TASK TO CARRY OUT:
Please repeat all of the lines that follow, exactly as written.

RECORD EXCERPTS:
________________________
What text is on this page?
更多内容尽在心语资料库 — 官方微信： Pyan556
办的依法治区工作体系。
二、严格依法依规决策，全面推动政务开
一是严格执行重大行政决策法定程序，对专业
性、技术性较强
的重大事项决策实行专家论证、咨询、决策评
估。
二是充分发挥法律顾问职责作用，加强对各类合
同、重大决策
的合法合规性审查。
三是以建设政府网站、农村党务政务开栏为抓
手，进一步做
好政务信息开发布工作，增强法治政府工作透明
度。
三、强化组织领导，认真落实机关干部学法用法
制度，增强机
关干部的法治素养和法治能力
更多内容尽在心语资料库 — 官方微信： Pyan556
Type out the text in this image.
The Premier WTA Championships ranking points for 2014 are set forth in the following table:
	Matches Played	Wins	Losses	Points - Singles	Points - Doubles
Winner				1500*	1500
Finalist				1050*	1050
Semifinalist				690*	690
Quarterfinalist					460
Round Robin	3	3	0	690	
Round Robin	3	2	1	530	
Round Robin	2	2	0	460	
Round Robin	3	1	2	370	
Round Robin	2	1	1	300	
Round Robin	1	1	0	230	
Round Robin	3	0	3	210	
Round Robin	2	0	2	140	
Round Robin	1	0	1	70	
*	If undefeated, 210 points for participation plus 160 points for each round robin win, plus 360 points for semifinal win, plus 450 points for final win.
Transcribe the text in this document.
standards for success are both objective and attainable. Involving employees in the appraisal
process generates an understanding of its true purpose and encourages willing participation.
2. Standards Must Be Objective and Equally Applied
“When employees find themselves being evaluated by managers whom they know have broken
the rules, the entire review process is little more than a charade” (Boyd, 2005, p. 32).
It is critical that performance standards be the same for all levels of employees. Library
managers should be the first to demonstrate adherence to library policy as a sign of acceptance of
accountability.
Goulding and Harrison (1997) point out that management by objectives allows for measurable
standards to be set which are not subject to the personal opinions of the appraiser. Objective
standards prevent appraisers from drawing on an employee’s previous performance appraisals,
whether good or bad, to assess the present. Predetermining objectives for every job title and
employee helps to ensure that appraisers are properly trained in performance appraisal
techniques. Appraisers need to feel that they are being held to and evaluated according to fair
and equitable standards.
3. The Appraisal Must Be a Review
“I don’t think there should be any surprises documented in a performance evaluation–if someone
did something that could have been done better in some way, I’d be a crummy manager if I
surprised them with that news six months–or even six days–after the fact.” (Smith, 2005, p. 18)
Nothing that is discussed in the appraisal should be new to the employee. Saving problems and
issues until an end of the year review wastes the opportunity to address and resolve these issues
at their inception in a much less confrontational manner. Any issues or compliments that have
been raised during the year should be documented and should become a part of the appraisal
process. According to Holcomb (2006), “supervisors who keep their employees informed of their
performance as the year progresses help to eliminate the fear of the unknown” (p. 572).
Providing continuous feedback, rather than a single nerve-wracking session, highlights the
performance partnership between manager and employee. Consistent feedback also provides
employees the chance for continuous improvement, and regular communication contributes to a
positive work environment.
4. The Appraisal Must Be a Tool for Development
________________________
ANSWER TO THIS EXERCISE:
What text is on this page?
更多内容尽在心语资料库 — 官方微信： Pyan556
办的依法治区工作体系。
二、严格依法依规决策，全面推动政务开
一是严格执行重大行政决策法定程序，对专业
性、技术性较强
的重大事项决策实行专家论证、咨询、决策评
估。
二是充分发挥法律顾问职责作用，加强对各类合
同、重大决策
的合法合规性审查。
三是以建设政府网站、农村党务政务开栏为抓
手，进一步做
好政务信息开发布工作，增强法治政府工作透明
度。
三、强化组织领导，认真落实机关干部学法用法
制度，增强机
关干部的法治素养和法治能力
更多内容尽在心语资料库 — 官方微信： Pyan556
Type out the text in this image.
The Premier WTA Championships ranking points for 2014 are set forth in the following table:
	Matches Played	Wins	Losses	Points - Singles	Points - Doubles
Winner				1500*	1500
Finalist				1050*	1050
Semifinalist				690*	690
Quarterfinalist					460
Round Robin	3	3	0	690	
Round Robin	3	2	1	530	
Round Robin	2	2	0	460	
Round Robin	3	1	2	370	
Round Robin	2	1	1	300	
Round Robin	1	1	0	230	
Round Robin	3	0	3	210	
Round Robin	2	0	2	140	
Round Robin	1	0	1	70	
*	If undefeated, 210 points for participation plus 160 points for each round robin win, plus 360 points for semifinal win, plus 450 points for final win.
Transcribe the text in this document.
standards for success are both objective and attainable. Involving employees in the appraisal
process generates an understanding of its true purpose and encourages willing participation.
2. Standards Must Be Objective and Equally Applied
“When employees find themselves being evaluated by managers whom they know have broken
the rules, the entire review process is little more than a charade” (Boyd, 2005, p. 32).
It is critical that performance standards be the same for all levels of employees. Library
managers should be the first to demonstrate adherence to library policy as a sign of acceptance of
accountability.
Goulding and Harrison (1997) point out that management by objectives allows for measurable
standards to be set which are not subject to the personal opinions of the appraiser. Objective
standards prevent appraisers from drawing on an employee’s previous performance appraisals,
whether good or bad, to assess the present. Predetermining objectives for every job title and
employee helps to ensure that appraisers are properly trained in performance appraisal
techniques. Appraisers need to feel that they are being held to and evaluated according to fair
and equitable standards.
3. The Appraisal Must Be a Review
“I don’t think there should be any surprises documented in a performance evaluation–if someone
did something that could have been done better in some way, I’d be a crummy manager if I
surprised them with that news six months–or even six days–after the fact.” (Smith, 2005, p. 18)
Nothing that is discussed in the appraisal should be new to the employee. Saving problems and
issues until an end of the year review wastes the opportunity to address and resolve these issues
at their inception in a much less confrontational manner. Any issues or compliments that have
been raised during the year should be documented and should become a part of the appraisal
process. According to Holcomb (2006), “supervisors who keep their employees informed of their
performance as the year progresses help to eliminate the fear of the unknown” (p. 572).
Providing continuous feedback, rather than a single nerve-wracking session, highlights the
performance partnership between manager and employee. Consistent feedback also provides
employees the chance for continuous improvement, and regular communication contributes to a
positive work environment.
4. The Appraisal Must Be a Tool for Development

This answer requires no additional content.